++++ Input rows ++++
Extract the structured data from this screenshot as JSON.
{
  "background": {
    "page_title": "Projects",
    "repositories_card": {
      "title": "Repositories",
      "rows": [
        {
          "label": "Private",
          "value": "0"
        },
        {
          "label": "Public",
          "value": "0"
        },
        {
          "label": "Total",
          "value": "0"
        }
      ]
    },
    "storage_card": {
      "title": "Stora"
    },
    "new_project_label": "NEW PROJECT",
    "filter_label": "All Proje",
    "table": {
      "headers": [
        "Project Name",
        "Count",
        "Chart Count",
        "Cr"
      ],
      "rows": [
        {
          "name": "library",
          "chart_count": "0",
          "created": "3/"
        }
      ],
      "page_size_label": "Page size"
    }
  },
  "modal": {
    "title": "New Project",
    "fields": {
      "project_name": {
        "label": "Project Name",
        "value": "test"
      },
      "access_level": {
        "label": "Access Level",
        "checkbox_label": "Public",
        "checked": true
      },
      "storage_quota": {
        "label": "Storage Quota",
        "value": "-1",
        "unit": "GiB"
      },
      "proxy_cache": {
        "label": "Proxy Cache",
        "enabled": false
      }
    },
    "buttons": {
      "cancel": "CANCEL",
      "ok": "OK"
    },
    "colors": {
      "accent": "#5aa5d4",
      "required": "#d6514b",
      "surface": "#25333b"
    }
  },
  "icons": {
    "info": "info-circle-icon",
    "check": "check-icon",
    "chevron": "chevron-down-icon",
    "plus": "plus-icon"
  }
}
++++
Restate each record word for word.

Extract the structured data from this screenshot as JSON.
{
  "background": {
    "page_title": "Projects",
    "repositories_card": {
      "title": "Repositories",
      "rows": [
        {
          "label": "Private",
          "value": "0"
        },
        {
          "label": "Public",
          "value": "0"
        },
        {
          "label": "Total",
          "value": "0"
        }
      ]
    },
    "storage_card": {
      "title": "Stora"
    },
    "new_project_label": "NEW PROJECT",
    "filter_label": "All Proje",
    "table": {
      "headers": [
        "Project Name",
        "Count",
        "Chart Count",
        "Cr"
      ],
      "rows": [
        {
          "name": "library",
          "chart_count": "0",
          "created": "3/"
        }
      ],
      "page_size_label": "Page size"
    }
  },
  "modal": {
    "title": "New Project",
    "fields": {
      "project_name": {
        "label": "Project Name",
        "value": "test"
      },
      "access_level": {
        "label": "Access Level",
        "checkbox_label": "Public",
        "checked": true
      },
      "storage_quota": {
        "label": "Storage Quota",
        "value": "-1",
        "unit": "GiB"
      },
      "proxy_cache": {
        "label": "Proxy Cache",
        "enabled": false
      }
    },
    "buttons": {
      "cancel": "CANCEL",
      "ok": "OK"
    },
    "colors": {
      "accent": "#5aa5d4",
      "required": "#d6514b",
      "surface": "#25333b"
    }
  },
  "icons": {
    "info": "info-circle-icon",
    "check": "check-icon",
    "chevron": "chevron-down-icon",
    "plus": "plus-icon"
  }
}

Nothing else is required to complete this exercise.